*簡短問題 1*
在這篇講 Reorganize String 的文章裡，什麼情況說明字串無法 Reorganize？

*文章*
========
題目: 767 Reorganize String (https://leetcode.com/problems/reorganize-string/)

每次取當前出現頻率最高的兩個字母拼接在字串上。直到PriorityQueue中元素的數量只有一個或者沒有。如果只有一個且他還有大於1的頻率，就說明這個字元創無法Reorganize。

class Solution {
    public String reorganizeString(String S) {
        String result = "";
        char[] chars = S.toCharArray();

        Map<Character, Integer> appearMap = new HashMap<>();
        for (char c : chars) {
            int appearCount = appearMap.containsKey(c) ? appearMap.get(c) : 0;
            appearCount++;
            appearMap.put(c, appearCount);
        }

        PriorityQueue<int[]> queue = new PriorityQueue<>((x, y) -> y[1] - x[1]); // cool
        for (Map.Entry<Character, Integer> entry : appearMap.entrySet()) {
            queue.add(new int[]{entry.getKey(), entry.getValue()});
        }

        while (queue.size() > 1) {
            int[] head = queue.poll();
            int[] second = queue.poll();
            result += (char) head[0];
            result += (char) second[0];
            if (--head[1] > 0) {
                queue.add(head);
            }
            if (--second[1] > 0) {
                queue.add(second);
            }
        }

        if (!queue.isEmpty()) {
            int[] head = queue.poll();
            if (head[1] > 1) {
                return "";
            } else {
                result += (char) head[0];
            }
        }
        return result;
    }
}
========
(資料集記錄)

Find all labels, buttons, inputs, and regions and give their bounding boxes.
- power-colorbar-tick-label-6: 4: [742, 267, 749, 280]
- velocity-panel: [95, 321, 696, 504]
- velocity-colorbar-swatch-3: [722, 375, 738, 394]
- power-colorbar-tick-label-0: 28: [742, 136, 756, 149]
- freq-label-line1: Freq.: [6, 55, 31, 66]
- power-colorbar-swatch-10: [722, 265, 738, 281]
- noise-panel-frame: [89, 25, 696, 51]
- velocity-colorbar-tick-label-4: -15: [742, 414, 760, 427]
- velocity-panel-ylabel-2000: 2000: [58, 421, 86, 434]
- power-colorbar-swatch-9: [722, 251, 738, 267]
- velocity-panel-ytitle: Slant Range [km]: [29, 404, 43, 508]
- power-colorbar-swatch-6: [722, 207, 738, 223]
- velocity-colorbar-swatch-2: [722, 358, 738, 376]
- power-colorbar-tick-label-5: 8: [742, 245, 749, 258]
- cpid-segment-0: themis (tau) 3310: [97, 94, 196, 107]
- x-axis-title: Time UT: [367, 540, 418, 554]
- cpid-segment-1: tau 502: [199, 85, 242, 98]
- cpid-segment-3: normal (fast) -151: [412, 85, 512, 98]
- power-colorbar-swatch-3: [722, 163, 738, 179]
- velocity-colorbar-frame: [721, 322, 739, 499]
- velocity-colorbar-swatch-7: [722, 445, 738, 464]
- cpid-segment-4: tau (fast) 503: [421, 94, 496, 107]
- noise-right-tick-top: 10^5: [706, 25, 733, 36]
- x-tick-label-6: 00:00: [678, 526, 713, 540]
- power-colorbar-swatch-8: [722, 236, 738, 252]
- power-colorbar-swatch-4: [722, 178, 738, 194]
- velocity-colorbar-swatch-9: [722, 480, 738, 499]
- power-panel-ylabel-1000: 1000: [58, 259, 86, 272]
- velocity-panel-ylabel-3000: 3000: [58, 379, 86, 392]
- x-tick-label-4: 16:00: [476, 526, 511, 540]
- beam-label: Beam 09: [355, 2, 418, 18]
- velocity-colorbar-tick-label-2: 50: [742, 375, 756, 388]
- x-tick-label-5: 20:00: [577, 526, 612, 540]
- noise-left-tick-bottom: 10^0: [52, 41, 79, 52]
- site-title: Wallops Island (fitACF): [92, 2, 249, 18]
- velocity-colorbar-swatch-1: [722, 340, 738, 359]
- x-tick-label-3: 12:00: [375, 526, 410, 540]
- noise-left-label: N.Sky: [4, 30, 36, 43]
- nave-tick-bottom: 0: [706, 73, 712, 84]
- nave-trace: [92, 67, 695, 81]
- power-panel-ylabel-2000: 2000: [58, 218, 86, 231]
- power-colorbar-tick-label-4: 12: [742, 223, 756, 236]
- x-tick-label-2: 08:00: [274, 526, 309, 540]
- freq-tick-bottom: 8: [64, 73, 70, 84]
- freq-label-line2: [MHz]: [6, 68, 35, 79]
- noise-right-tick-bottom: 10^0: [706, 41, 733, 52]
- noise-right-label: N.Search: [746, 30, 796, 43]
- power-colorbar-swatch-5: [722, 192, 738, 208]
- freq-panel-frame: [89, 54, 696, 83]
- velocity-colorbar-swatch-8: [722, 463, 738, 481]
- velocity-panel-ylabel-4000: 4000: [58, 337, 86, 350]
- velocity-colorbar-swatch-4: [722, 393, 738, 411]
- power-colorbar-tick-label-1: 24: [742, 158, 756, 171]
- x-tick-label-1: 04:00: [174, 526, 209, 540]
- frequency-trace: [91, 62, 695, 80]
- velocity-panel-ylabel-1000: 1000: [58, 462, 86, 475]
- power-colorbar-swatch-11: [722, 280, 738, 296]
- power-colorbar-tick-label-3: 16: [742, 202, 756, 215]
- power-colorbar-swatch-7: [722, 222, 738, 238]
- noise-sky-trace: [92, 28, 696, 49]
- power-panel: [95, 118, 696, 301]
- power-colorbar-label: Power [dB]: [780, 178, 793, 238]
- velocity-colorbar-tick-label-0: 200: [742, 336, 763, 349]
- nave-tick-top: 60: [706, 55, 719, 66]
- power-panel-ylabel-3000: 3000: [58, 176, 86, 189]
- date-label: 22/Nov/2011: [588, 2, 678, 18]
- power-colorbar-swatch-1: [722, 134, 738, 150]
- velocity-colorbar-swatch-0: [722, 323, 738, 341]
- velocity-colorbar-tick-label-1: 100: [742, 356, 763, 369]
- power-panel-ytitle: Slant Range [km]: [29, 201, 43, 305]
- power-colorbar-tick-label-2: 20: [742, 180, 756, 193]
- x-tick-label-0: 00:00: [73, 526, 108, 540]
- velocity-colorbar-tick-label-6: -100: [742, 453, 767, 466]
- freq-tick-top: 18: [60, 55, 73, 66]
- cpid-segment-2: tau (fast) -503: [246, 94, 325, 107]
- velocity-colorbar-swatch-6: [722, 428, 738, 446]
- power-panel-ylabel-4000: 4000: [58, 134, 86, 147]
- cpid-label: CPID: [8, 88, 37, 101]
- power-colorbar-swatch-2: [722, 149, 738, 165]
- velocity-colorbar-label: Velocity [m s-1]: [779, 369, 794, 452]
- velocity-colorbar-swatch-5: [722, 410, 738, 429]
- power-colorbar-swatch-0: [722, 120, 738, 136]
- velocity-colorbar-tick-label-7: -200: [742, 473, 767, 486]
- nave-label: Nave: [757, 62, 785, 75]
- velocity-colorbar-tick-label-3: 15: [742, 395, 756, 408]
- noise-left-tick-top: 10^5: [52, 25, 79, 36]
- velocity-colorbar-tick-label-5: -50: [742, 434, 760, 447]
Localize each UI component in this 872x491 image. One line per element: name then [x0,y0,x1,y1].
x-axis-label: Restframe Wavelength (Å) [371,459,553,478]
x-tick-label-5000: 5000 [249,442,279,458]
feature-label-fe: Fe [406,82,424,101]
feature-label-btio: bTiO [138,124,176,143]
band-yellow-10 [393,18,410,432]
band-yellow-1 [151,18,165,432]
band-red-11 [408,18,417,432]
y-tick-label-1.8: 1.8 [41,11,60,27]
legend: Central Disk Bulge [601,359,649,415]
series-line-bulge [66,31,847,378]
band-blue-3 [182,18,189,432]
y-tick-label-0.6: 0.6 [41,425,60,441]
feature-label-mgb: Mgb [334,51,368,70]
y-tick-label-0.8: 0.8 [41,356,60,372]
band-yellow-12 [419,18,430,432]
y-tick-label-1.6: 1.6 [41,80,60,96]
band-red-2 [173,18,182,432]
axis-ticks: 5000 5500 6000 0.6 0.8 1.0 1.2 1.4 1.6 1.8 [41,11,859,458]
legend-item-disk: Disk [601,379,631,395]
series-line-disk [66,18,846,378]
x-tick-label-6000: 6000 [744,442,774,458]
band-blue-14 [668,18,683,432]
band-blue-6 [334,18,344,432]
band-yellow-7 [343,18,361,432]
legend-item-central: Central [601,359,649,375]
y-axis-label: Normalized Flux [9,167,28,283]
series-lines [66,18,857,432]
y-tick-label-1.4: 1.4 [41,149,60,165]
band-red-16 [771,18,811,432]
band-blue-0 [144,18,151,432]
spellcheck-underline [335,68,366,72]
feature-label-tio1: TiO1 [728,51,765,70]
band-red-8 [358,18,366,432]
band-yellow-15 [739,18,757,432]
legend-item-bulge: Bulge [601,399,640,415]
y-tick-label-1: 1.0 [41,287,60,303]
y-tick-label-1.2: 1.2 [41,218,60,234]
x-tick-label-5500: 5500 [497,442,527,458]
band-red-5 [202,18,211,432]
========
*簡短問題 2*
請把資料集記錄中的列原樣重複一遍，範圍是從記錄的第一列一直到含有「- velocity-colorbar-frame: [721, 322, 739, 499]」的那一列，頭尾兩列都要包括。

*正確答案 1*
PriorityQueue 中只剩一個元素，而且它的頻率仍大於 1。

*正確答案 2*
Find all labels, buttons, inputs, and regions and give their bounding boxes.
- power-colorbar-tick-label-6: 4: [742, 267, 749, 280]
- velocity-panel: [95, 321, 696, 504]
- velocity-colorbar-swatch-3: [722, 375, 738, 394]
- power-colorbar-tick-label-0: 28: [742, 136, 756, 149]
- freq-label-line1: Freq.: [6, 55, 31, 66]
- power-colorbar-swatch-10: [722, 265, 738, 281]
- noise-panel-frame: [89, 25, 696, 51]
- velocity-colorbar-tick-label-4: -15: [742, 414, 760, 427]
- velocity-panel-ylabel-2000: 2000: [58, 421, 86, 434]
- power-colorbar-swatch-9: [722, 251, 738, 267]
- velocity-panel-ytitle: Slant Range [km]: [29, 404, 43, 508]
- power-colorbar-swatch-6: [722, 207, 738, 223]
- velocity-colorbar-swatch-2: [722, 358, 738, 376]
- power-colorbar-tick-label-5: 8: [742, 245, 749, 258]
- cpid-segment-0: themis (tau) 3310: [97, 94, 196, 107]
- x-axis-title: Time UT: [367, 540, 418, 554]
- cpid-segment-1: tau 502: [199, 85, 242, 98]
- cpid-segment-3: normal (fast) -151: [412, 85, 512, 98]
- power-colorbar-swatch-3: [722, 163, 738, 179]
- velocity-colorbar-frame: [721, 322, 739, 499]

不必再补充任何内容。